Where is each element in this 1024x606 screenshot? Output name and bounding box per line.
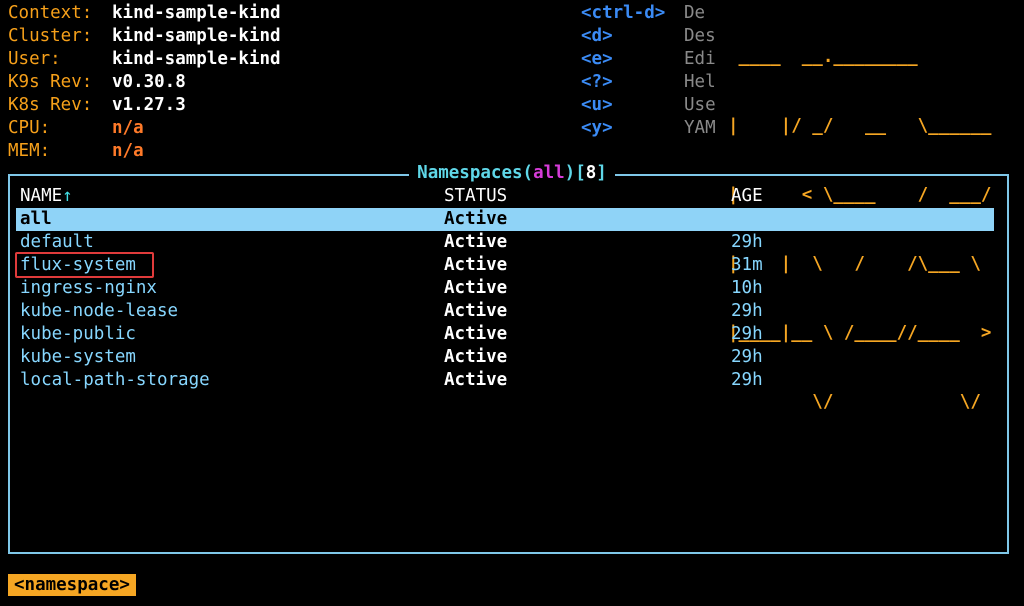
key-yaml-desc: YAM	[684, 118, 716, 138]
k8s-rev-value: v1.27.3	[112, 95, 186, 115]
title-resource: Namespaces(	[417, 163, 534, 183]
namespace-age: 29h	[731, 347, 763, 367]
column-header-status[interactable]: STATUS	[444, 185, 507, 208]
namespace-status: Active	[444, 324, 508, 344]
context-label: Context:	[8, 3, 93, 23]
namespace-age: 29h	[731, 301, 763, 321]
namespace-status: Active	[444, 209, 508, 229]
key-describe[interactable]: <d>	[581, 25, 613, 48]
table-row[interactable]: default Active 29h	[16, 231, 994, 254]
namespace-name: kube-public	[20, 324, 136, 344]
namespace-age: 10h	[731, 278, 763, 298]
namespace-age: 29h	[731, 232, 763, 252]
namespace-status: Active	[444, 301, 508, 321]
key-help[interactable]: <?>	[581, 71, 613, 94]
namespace-status: Active	[444, 278, 508, 298]
highlight-annotation	[15, 252, 154, 278]
k9s-rev-label: K9s Rev:	[8, 72, 93, 92]
logo-line: ____ __.________	[728, 47, 992, 67]
namespace-status: Active	[444, 347, 508, 367]
key-delete[interactable]: <ctrl-d>	[581, 2, 665, 25]
key-help-desc: Hel	[684, 72, 716, 92]
namespace-name: all	[20, 209, 52, 229]
table-row[interactable]: local-path-storage Active 29h	[16, 369, 994, 392]
namespace-name: local-path-storage	[20, 370, 210, 390]
mem-value: n/a	[112, 141, 144, 161]
key-describe-desc: Des	[684, 26, 716, 46]
namespace-age: 29h	[731, 324, 763, 344]
namespace-name: ingress-nginx	[20, 278, 157, 298]
cluster-value: kind-sample-kind	[112, 26, 281, 46]
table-row[interactable]: kube-node-lease Active 29h	[16, 300, 994, 323]
breadcrumb[interactable]: <namespace>	[8, 574, 136, 596]
namespace-status: Active	[444, 232, 508, 252]
title-count: 8	[585, 163, 597, 183]
key-edit-desc: Edi	[684, 49, 716, 69]
namespace-name: kube-node-lease	[20, 301, 179, 321]
mem-label: MEM:	[8, 141, 51, 161]
context-value: kind-sample-kind	[112, 3, 281, 23]
namespace-age: 29h	[731, 370, 763, 390]
namespace-status: Active	[444, 255, 508, 275]
table-row[interactable]: kube-public Active 29h	[16, 323, 994, 346]
namespace-name: kube-system	[20, 347, 136, 367]
cluster-label: Cluster:	[8, 26, 93, 46]
table-row[interactable]: flux-system Active 31m	[16, 254, 994, 277]
key-edit[interactable]: <e>	[581, 48, 613, 71]
table-row[interactable]: ingress-nginx Active 10h	[16, 277, 994, 300]
title-bracket-close: ]	[596, 163, 607, 183]
namespace-age: 31m	[731, 255, 763, 275]
logo-line: | |/ _/ __ \______	[728, 116, 992, 136]
namespace-name: default	[20, 232, 94, 252]
panel-title: Namespaces(all)[8]	[0, 162, 1024, 185]
cpu-label: CPU:	[8, 118, 51, 138]
table-row[interactable]: kube-system Active 29h	[16, 346, 994, 369]
user-value: kind-sample-kind	[112, 49, 281, 69]
k9s-rev-value: v0.30.8	[112, 72, 186, 92]
key-yaml[interactable]: <y>	[581, 117, 613, 140]
title-bracket: )[	[564, 163, 586, 183]
user-label: User:	[8, 49, 61, 69]
table-row[interactable]: all Active	[16, 208, 994, 231]
column-header-age[interactable]: AGE	[731, 185, 763, 208]
title-filter: all	[533, 163, 565, 183]
namespace-status: Active	[444, 370, 508, 390]
key-use-desc: Use	[684, 95, 716, 115]
column-header-name[interactable]: NAME↑	[20, 185, 73, 208]
sort-ascending-icon: ↑	[62, 186, 73, 206]
key-delete-desc: De	[684, 3, 706, 23]
key-use[interactable]: <u>	[581, 94, 613, 117]
cpu-value: n/a	[112, 118, 144, 138]
column-name-label: NAME	[20, 186, 63, 206]
k8s-rev-label: K8s Rev:	[8, 95, 93, 115]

任务要求 =
请将上述全部记录中的每一行逐字返回，答案中不要包含图片。

本题答复 =
Where is each element in this 1024x606 screenshot? Output name and bounding box per line.
key-yaml-desc: YAM	[684, 118, 716, 138]
k8s-rev-value: v1.27.3	[112, 95, 186, 115]
title-resource: Namespaces(	[417, 163, 534, 183]
namespace-age: 29h	[731, 347, 763, 367]
column-header-status[interactable]: STATUS	[444, 185, 507, 208]
namespace-status: Active	[444, 324, 508, 344]
context-label: Context:	[8, 3, 93, 23]
namespace-age: 29h	[731, 301, 763, 321]
namespace-status: Active	[444, 209, 508, 229]
key-describe[interactable]: <d>	[581, 25, 613, 48]
table-row[interactable]: default Active 29h	[16, 231, 994, 254]
namespace-name: kube-public	[20, 324, 136, 344]
namespace-age: 10h	[731, 278, 763, 298]
namespace-age: 29h	[731, 232, 763, 252]
namespace-status: Active	[444, 301, 508, 321]
key-help[interactable]: <?>	[581, 71, 613, 94]
namespace-status: Active	[444, 278, 508, 298]
highlight-annotation	[15, 252, 154, 278]
k9s-rev-label: K9s Rev:	[8, 72, 93, 92]
logo-line: ____ __.________	[728, 47, 992, 67]
namespace-status: Active	[444, 347, 508, 367]
key-delete[interactable]: <ctrl-d>	[581, 2, 665, 25]
key-help-desc: Hel	[684, 72, 716, 92]
namespace-name: all	[20, 209, 52, 229]
table-row[interactable]: local-path-storage Active 29h	[16, 369, 994, 392]
namespace-name: local-path-storage	[20, 370, 210, 390]
mem-value: n/a	[112, 141, 144, 161]
key-describe-desc: Des	[684, 26, 716, 46]
namespace-age: 29h	[731, 324, 763, 344]
namespace-name: ingress-nginx	[20, 278, 157, 298]
cluster-value: kind-sample-kind	[112, 26, 281, 46]
table-row[interactable]: kube-node-lease Active 29h	[16, 300, 994, 323]
breadcrumb[interactable]: <namespace>	[8, 574, 136, 596]
namespace-status: Active	[444, 232, 508, 252]
title-count: 8	[585, 163, 597, 183]
key-edit-desc: Edi	[684, 49, 716, 69]
namespace-name: kube-node-lease	[20, 301, 179, 321]
mem-label: MEM:	[8, 141, 51, 161]
context-value: kind-sample-kind	[112, 3, 281, 23]
namespace-age: 29h	[731, 370, 763, 390]
namespace-status: Active	[444, 255, 508, 275]
table-row[interactable]: kube-public Active 29h	[16, 323, 994, 346]
namespace-name: kube-system	[20, 347, 136, 367]
cluster-label: Cluster:	[8, 26, 93, 46]
table-row[interactable]: flux-system Active 31m	[16, 254, 994, 277]
key-edit[interactable]: <e>	[581, 48, 613, 71]
table-row[interactable]: ingress-nginx Active 10h	[16, 277, 994, 300]
title-bracket-close: ]	[596, 163, 607, 183]
namespace-age: 31m	[731, 255, 763, 275]
logo-line: | |/ _/ __ \______	[728, 116, 992, 136]
namespace-name: default	[20, 232, 94, 252]
panel-title: Namespaces(all)[8]	[0, 162, 1024, 185]
cpu-label: CPU:	[8, 118, 51, 138]
table-row[interactable]: kube-system Active 29h	[16, 346, 994, 369]
user-value: kind-sample-kind	[112, 49, 281, 69]
k9s-rev-value: v0.30.8	[112, 72, 186, 92]
key-yaml[interactable]: <y>	[581, 117, 613, 140]
title-bracket: )[	[564, 163, 586, 183]
user-label: User:	[8, 49, 61, 69]
table-row[interactable]: all Active	[16, 208, 994, 231]
column-header-age[interactable]: AGE	[731, 185, 763, 208]
title-filter: all	[533, 163, 565, 183]
namespace-status: Active	[444, 370, 508, 390]
key-use-desc: Use	[684, 95, 716, 115]
column-header-name[interactable]: NAME↑	[20, 185, 73, 208]
sort-ascending-icon: ↑	[62, 186, 73, 206]
key-delete-desc: De	[684, 3, 706, 23]
key-use[interactable]: <u>	[581, 94, 613, 117]
cpu-value: n/a	[112, 118, 144, 138]
column-name-label: NAME	[20, 186, 63, 206]
k8s-rev-label: K8s Rev:	[8, 95, 93, 115]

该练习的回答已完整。